→ Work to be completed: Below are records; work out how many of their lines hold the string "this" and give that number alone.

###

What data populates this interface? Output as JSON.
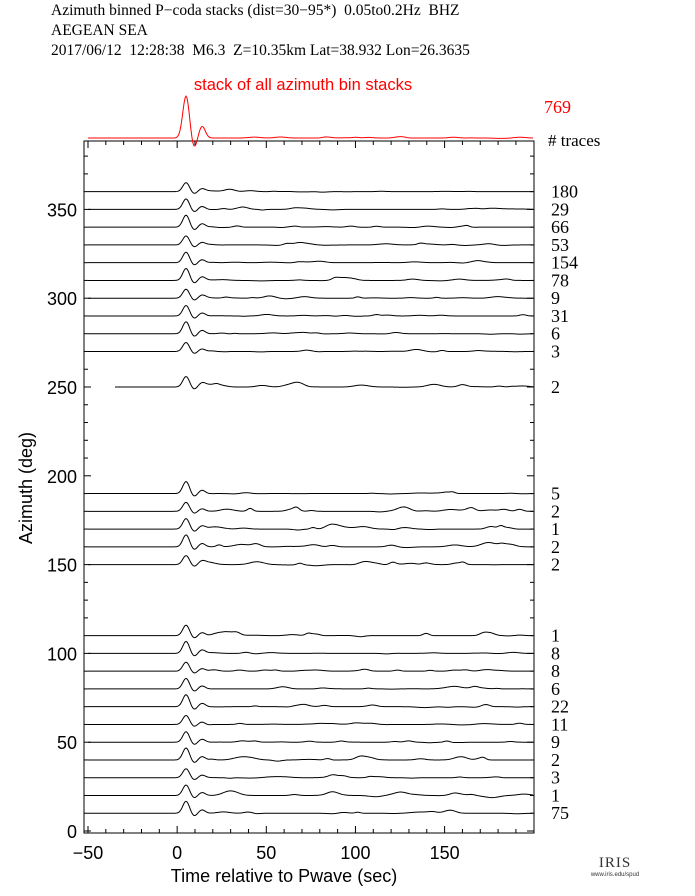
{
  "header": {
    "line1": "Azimuth binned P−coda stacks (dist=30−95*)  0.05to0.2Hz  BHZ",
    "line2": "AEGEAN SEA",
    "line3": "2017/06/12  12:28:38  M6.3  Z=10.35km Lat=38.932 Lon=26.3635"
  },
  "logo": {
    "text": "IRIS",
    "subtext": "www.iris.edu/spud"
  },
  "colors": {
    "stack": "#ff0000",
    "trace": "#000000",
    "axis": "#000000"
  },
  "chart_data": {
    "type": "line",
    "title": "stack of all azimuth bin stacks",
    "xlabel": "Time relative to Pwave (sec)",
    "ylabel": "Azimuth (deg)",
    "xlim": [
      -50,
      195
    ],
    "ylim": [
      0,
      385
    ],
    "xticks": [
      -50,
      0,
      50,
      100,
      150
    ],
    "yticks": [
      0,
      50,
      100,
      150,
      200,
      250,
      300,
      350
    ],
    "ntraces_label": "# traces",
    "total_traces": "769",
    "stack_trace_start": -50,
    "traces": [
      {
        "azimuth": 360,
        "count": "180",
        "start": -50
      },
      {
        "azimuth": 350,
        "count": "29",
        "start": -50
      },
      {
        "azimuth": 340,
        "count": "66",
        "start": -50
      },
      {
        "azimuth": 330,
        "count": "53",
        "start": -50
      },
      {
        "azimuth": 320,
        "count": "154",
        "start": -50
      },
      {
        "azimuth": 310,
        "count": "78",
        "start": -50
      },
      {
        "azimuth": 300,
        "count": "9",
        "start": -50
      },
      {
        "azimuth": 290,
        "count": "31",
        "start": -50
      },
      {
        "azimuth": 280,
        "count": "6",
        "start": -50
      },
      {
        "azimuth": 270,
        "count": "3",
        "start": -50
      },
      {
        "azimuth": 250,
        "count": "2",
        "start": -35
      },
      {
        "azimuth": 190,
        "count": "5",
        "start": -50
      },
      {
        "azimuth": 180,
        "count": "2",
        "start": -50
      },
      {
        "azimuth": 170,
        "count": "1",
        "start": -50
      },
      {
        "azimuth": 160,
        "count": "2",
        "start": -50
      },
      {
        "azimuth": 150,
        "count": "2",
        "start": -50
      },
      {
        "azimuth": 110,
        "count": "1",
        "start": -50
      },
      {
        "azimuth": 100,
        "count": "8",
        "start": -50
      },
      {
        "azimuth": 90,
        "count": "8",
        "start": -50
      },
      {
        "azimuth": 80,
        "count": "6",
        "start": -50
      },
      {
        "azimuth": 70,
        "count": "22",
        "start": -50
      },
      {
        "azimuth": 60,
        "count": "11",
        "start": -50
      },
      {
        "azimuth": 50,
        "count": "9",
        "start": -50
      },
      {
        "azimuth": 40,
        "count": "2",
        "start": -50
      },
      {
        "azimuth": 30,
        "count": "3",
        "start": -50
      },
      {
        "azimuth": 20,
        "count": "1",
        "start": -50
      },
      {
        "azimuth": 10,
        "count": "75",
        "start": -50
      }
    ]
  }
}
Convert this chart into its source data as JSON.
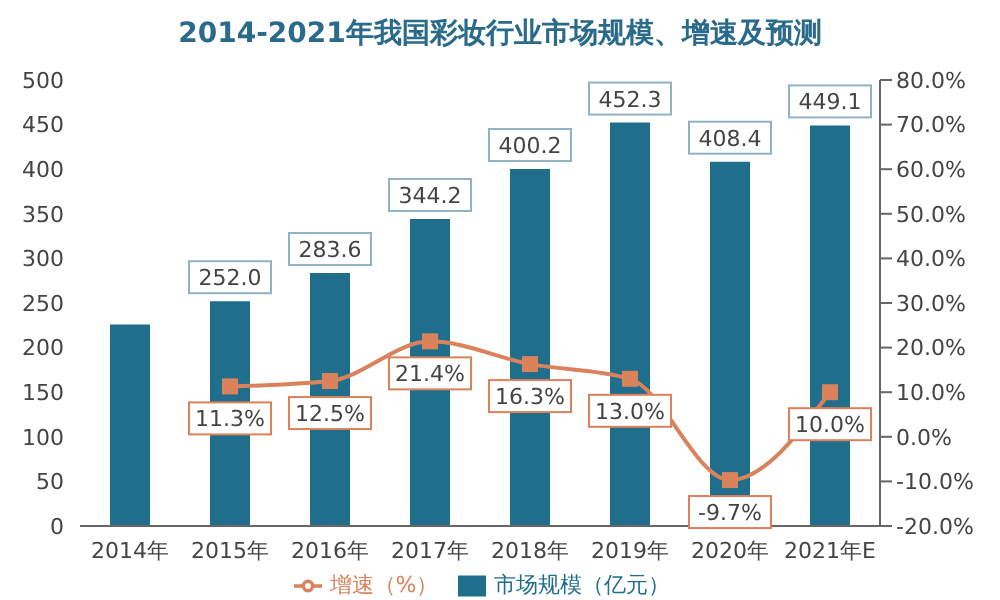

###

→ The result: 2